* BEGIN PROVIDED TEXT *
Is it an internal, or external spring compressor?
As best I can recall...
External compressors are usually in 2 assemblies that are each essentially a threaded rod with 2 short steel hooks/clamps that are attached (one assembly goes on each side of the spring) to the spring coils near the top and bottom of the spring with the threaded rod outside the spring. First position a floor jack under the outer end of the lower A-arm. The spring compressor rods are then tightened alternately and equally to compress the spring enough to take the pressure completely off the A-arms and so that the spring top is out of the spring pocket; position a floor jack under the end of the lower A-arm and then the lower ball joint stud can be unbolted. Once the lower A-arm is free, lower it and the spring to the floor and remove the spring, still in the compressor, and remove the spring and loosen the compressor to unload the spring.
Internal compressors have 2 sets/pairs of longer hinged steel L-shaped finger clamps/hooks (one set has a threaded hole for the threaded rod, the other has a pass-through hole for the rod)... the whole assembly, with clamp fingers collapsed, is fed up through the shock mount hole in the lower A-arm and a pair of fingers placed to hook over a coil near the top of the spring, and the other pair on hook under a coil near the bottom of the spring. The top and bottom pairs of hooks should be parallel in relation to each other, ie, a top hook directly above a bottom hook on each side of the spring. The nut at the bottom end of the threaded rod is turned to compress the spring enough to take the pressure completely off the A-arms, and the top of the spring below the spring socket, so that the lower ball joint stud can be unbolted. Lower the A-arm, relieve the spring, etc, as above.
An alternative method is to modify an internal spring compressor for this job. Here's how I remember it: buy a longer (6 inches or so longer) hardened-steel threaded rod with the same threads as the compressor, along with three grade 8 nuts matching that thread. Disassemble the spring compressor, you will use only the threaded set of fingers. Hook the clamp fingers under a lower spring coil, lightly grease the threads of the rod and feed it down through the upper shock mount hole and thread it through (and an inch or two past) the center of the clamp, then put several greased washers (with the right size hole for the rod) on the rod from the top to seat on the shock mount, then thread the three nuts on the rod. Tighten the top two nuts very tightly together to "lock" them to the rod, leaving some space between them and the third nut (it wouldn't hurt to lock 2 nuts at the bottom end of the rod for extra safety). Using two wrenches, hold the locked nuts with one wrench while turning the bottom nut against the washers with the other wrench to first snug up the clamp fingers (check, double check to be sure they're securely positioned on the coil) and continue turning to compress the spring up towards the upper spring socket until the spring pressure is completely off the lower A-arm (then unbolt the lower ball joint, etc, as above). Unscrew the rod with your wrenches to free the spring from the modified compressor (probably safest), or leave it hang there in compression until you are ready to reassemble after replacing the ball joints.
* END PROVIDED TEXT *
* BEGIN DATASET *
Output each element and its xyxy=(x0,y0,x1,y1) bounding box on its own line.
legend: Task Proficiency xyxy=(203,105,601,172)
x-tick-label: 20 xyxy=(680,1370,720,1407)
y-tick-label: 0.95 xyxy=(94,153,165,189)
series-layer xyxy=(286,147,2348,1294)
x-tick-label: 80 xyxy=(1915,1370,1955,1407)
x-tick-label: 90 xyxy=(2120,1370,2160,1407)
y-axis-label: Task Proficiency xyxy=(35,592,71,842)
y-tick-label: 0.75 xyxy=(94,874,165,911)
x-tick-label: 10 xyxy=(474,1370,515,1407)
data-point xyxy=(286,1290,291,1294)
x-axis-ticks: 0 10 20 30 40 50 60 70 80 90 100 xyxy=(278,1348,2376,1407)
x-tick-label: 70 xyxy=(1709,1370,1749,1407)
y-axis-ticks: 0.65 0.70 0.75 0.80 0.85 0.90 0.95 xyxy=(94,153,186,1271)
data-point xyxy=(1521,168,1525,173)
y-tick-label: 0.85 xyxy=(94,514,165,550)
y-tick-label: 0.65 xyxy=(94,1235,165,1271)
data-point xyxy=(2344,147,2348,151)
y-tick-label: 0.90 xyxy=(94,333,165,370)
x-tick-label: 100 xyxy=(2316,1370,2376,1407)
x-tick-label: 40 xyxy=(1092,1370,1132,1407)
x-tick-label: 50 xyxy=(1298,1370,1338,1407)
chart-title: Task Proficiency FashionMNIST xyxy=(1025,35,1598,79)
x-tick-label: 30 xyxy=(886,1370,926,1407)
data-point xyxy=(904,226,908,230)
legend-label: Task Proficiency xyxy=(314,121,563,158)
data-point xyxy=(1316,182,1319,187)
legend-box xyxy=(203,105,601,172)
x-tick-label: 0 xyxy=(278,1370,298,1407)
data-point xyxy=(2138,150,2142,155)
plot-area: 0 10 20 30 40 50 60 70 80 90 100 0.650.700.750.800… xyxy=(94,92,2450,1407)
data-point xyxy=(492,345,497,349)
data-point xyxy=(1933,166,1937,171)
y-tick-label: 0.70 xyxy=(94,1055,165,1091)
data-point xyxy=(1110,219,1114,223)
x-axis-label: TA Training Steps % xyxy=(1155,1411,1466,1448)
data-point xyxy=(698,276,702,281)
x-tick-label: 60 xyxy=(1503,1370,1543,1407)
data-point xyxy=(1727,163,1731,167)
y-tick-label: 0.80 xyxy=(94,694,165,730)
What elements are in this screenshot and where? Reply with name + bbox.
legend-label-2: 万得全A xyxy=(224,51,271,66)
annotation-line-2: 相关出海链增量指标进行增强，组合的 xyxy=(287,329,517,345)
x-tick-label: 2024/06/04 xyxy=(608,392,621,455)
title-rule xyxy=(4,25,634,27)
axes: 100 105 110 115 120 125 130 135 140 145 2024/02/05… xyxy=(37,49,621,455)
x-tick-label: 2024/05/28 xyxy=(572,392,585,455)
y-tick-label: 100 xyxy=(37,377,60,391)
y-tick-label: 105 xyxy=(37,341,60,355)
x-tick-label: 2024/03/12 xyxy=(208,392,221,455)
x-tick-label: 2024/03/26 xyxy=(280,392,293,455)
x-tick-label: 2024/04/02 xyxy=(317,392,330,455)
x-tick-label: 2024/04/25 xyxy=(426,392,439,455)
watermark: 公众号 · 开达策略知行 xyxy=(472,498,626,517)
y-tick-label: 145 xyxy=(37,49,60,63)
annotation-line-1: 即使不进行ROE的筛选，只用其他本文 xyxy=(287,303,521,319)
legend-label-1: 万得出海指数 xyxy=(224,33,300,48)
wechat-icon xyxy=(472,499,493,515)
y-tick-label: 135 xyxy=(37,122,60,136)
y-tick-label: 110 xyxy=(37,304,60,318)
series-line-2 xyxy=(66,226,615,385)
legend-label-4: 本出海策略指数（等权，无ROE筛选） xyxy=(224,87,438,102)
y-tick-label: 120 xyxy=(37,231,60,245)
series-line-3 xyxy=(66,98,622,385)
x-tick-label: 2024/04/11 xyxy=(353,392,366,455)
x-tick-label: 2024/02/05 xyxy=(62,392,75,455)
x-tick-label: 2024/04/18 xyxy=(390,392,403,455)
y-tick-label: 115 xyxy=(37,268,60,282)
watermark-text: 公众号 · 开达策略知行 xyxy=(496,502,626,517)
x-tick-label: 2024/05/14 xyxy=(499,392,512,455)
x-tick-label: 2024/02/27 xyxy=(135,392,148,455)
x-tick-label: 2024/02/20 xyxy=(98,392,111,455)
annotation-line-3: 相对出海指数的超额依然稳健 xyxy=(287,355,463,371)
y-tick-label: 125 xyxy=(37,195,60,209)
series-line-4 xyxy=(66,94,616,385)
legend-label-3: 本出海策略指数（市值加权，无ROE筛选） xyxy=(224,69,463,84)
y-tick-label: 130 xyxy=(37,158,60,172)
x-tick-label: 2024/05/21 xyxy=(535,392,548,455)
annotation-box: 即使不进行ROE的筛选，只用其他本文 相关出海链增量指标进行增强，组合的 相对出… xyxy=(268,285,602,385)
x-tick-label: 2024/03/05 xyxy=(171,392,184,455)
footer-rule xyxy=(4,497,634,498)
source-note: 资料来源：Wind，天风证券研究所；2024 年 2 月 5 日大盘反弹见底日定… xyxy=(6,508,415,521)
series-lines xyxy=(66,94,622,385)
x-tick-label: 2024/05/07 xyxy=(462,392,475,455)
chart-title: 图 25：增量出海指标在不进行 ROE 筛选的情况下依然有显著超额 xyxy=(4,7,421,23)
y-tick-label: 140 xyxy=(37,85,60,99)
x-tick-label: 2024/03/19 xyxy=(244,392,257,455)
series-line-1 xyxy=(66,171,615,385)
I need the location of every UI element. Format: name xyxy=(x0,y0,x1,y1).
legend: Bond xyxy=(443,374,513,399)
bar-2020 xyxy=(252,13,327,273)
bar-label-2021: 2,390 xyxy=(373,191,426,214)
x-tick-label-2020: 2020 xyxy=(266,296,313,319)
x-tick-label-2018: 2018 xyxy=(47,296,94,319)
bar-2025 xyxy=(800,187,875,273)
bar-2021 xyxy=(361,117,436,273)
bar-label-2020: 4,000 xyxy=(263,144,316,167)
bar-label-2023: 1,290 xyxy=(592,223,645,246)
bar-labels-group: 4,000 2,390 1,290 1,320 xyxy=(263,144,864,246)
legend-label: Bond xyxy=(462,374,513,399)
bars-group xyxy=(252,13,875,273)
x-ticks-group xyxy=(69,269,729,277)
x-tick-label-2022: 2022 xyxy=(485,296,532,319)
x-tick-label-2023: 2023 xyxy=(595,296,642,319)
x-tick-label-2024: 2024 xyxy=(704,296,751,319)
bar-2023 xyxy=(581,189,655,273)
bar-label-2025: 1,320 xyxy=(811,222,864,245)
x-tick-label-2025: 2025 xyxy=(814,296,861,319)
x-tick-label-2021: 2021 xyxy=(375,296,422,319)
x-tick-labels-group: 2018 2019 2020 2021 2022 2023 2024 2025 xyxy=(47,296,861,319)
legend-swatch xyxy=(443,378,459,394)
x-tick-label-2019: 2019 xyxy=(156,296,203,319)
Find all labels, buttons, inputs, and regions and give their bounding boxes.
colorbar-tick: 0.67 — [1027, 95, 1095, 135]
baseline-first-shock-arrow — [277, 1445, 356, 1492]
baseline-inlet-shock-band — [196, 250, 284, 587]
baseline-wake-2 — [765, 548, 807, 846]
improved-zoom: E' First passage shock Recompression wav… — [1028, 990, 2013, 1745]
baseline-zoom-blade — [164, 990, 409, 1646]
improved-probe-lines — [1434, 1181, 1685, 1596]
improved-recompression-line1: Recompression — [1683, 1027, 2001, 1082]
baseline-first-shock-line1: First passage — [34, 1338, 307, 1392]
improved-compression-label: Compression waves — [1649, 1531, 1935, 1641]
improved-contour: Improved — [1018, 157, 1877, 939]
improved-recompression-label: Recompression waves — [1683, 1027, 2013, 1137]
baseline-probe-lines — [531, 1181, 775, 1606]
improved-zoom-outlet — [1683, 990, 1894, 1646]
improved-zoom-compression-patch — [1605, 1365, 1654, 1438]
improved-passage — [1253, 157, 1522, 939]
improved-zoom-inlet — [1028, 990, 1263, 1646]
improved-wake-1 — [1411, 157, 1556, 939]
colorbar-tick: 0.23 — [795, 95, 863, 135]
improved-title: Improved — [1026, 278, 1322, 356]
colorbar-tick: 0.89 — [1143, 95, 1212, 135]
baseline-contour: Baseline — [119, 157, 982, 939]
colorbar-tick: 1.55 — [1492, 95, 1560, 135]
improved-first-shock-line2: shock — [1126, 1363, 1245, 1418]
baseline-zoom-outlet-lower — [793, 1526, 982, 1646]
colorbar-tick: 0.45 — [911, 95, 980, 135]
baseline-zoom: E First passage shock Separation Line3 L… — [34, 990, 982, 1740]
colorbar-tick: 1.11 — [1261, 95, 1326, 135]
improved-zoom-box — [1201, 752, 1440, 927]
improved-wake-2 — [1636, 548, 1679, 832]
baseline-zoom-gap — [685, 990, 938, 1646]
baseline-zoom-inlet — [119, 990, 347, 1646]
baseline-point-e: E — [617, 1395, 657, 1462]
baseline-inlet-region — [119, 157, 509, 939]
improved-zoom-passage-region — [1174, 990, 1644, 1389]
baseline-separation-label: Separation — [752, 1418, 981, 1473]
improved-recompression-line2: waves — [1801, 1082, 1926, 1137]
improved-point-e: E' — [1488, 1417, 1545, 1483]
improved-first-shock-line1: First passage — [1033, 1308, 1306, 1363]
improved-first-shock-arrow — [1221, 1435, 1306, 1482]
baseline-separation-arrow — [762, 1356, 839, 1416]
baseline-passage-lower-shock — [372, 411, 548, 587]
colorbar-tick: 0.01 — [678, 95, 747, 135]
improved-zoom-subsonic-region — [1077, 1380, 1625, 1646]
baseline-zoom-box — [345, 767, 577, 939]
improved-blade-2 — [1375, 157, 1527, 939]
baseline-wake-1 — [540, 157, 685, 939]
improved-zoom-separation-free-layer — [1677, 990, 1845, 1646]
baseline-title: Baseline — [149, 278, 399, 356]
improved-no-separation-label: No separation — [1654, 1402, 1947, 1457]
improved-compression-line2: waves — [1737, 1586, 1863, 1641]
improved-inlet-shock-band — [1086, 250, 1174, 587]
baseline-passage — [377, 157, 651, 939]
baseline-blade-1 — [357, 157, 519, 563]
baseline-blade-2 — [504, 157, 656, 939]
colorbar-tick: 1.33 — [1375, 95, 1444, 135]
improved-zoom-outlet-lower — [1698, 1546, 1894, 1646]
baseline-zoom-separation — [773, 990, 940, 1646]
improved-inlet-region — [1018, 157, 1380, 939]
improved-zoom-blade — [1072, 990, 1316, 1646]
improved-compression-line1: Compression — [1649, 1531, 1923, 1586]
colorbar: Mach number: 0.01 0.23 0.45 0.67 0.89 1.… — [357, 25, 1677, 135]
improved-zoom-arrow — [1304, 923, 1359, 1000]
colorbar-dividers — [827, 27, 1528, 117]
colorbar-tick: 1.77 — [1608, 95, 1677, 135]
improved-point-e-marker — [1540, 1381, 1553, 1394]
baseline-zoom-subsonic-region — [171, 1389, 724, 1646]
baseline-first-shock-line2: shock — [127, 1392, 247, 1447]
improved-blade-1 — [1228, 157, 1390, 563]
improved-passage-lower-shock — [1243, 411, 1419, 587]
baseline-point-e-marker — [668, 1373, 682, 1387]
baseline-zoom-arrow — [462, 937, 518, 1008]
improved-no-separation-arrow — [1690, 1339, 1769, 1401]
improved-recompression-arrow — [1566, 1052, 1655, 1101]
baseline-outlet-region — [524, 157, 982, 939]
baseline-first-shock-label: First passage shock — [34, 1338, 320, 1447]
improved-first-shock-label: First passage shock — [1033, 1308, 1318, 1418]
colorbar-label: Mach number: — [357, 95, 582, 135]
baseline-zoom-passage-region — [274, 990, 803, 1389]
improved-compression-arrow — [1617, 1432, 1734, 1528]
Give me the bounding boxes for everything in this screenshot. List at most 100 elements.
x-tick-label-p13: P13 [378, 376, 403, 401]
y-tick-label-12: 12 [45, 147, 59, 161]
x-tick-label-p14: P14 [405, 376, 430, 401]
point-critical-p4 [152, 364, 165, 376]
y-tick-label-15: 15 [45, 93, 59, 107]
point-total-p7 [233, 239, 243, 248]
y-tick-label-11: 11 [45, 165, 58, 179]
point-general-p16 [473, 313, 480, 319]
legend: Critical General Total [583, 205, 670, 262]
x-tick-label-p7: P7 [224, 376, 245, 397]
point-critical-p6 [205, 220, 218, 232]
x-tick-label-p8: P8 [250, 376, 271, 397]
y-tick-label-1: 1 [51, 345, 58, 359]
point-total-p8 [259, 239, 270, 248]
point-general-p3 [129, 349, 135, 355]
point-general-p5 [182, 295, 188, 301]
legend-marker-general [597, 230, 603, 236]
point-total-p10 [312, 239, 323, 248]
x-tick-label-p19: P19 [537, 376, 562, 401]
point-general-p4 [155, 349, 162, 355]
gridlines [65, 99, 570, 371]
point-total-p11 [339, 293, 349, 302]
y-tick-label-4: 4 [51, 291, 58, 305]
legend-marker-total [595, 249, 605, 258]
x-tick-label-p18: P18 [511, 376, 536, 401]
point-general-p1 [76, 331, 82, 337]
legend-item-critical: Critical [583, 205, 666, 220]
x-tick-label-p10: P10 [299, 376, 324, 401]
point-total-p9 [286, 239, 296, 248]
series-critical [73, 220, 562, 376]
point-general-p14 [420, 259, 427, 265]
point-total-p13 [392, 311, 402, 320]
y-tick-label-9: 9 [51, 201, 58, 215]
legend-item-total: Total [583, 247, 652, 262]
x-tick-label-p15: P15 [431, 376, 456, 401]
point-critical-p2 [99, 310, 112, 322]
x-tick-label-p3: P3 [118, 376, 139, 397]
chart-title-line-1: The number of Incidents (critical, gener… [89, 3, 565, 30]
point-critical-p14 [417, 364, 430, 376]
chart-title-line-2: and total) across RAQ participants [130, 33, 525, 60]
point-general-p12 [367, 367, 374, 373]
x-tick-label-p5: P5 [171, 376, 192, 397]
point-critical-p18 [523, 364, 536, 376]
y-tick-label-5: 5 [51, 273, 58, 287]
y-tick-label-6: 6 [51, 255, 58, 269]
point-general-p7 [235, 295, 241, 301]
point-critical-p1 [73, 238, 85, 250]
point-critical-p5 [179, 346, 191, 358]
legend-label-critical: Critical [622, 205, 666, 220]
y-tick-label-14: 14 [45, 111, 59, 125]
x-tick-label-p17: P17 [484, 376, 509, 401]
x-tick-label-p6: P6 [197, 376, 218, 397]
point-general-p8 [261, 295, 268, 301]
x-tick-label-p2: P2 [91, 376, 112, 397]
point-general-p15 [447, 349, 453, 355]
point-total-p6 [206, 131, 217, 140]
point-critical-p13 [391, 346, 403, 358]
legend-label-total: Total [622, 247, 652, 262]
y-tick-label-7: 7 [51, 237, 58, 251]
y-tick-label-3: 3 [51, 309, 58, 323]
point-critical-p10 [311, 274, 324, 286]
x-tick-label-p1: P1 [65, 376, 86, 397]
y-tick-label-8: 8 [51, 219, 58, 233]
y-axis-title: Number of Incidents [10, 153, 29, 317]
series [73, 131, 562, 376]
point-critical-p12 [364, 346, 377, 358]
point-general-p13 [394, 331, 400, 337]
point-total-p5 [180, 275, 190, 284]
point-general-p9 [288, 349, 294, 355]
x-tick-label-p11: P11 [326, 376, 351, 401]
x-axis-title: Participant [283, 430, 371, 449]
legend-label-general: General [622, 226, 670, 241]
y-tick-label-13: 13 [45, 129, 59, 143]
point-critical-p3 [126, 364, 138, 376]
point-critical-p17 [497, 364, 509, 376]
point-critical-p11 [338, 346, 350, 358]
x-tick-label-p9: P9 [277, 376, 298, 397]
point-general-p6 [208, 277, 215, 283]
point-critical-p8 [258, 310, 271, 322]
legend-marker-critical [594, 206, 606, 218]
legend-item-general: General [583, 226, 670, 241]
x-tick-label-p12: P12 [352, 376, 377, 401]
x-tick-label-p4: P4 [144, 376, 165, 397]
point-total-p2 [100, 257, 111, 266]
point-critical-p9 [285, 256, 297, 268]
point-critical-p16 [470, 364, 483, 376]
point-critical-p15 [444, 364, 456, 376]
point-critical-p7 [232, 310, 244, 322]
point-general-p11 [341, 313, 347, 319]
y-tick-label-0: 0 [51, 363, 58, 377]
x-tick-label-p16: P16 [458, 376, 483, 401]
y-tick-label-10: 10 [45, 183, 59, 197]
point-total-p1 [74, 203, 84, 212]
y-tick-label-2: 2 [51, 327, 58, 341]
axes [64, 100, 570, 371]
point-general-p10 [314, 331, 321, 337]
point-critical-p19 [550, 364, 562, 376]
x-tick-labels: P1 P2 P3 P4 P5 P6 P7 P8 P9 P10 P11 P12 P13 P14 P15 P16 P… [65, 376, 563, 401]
* END DATASET *
WHAT TO DO
Return the portion of the spring compressor text between "As best I can" and "unload the spring.", inclusive, copied word for word.

EXERCISE OUTPUT
As best I can recall...
External compressors are usually in 2 assemblies that are each essentially a threaded rod with 2 short steel hooks/clamps that are attached (one assembly goes on each side of the spring) to the spring coils near the top and bottom of the spring with the threaded rod outside the spring. First position a floor jack under the outer end of the lower A-arm. The spring compressor rods are then tightened alternately and equally to compress the spring enough to take the pressure completely off the A-arms and so that the spring top is out of the spring pocket; position a floor jack under the end of the lower A-arm and then the lower ball joint stud can be unbolted. Once the lower A-arm is free, lower it and the spring to the floor and remove the spring, still in the compressor, and remove the spring and loosen the compressor to unload the spring.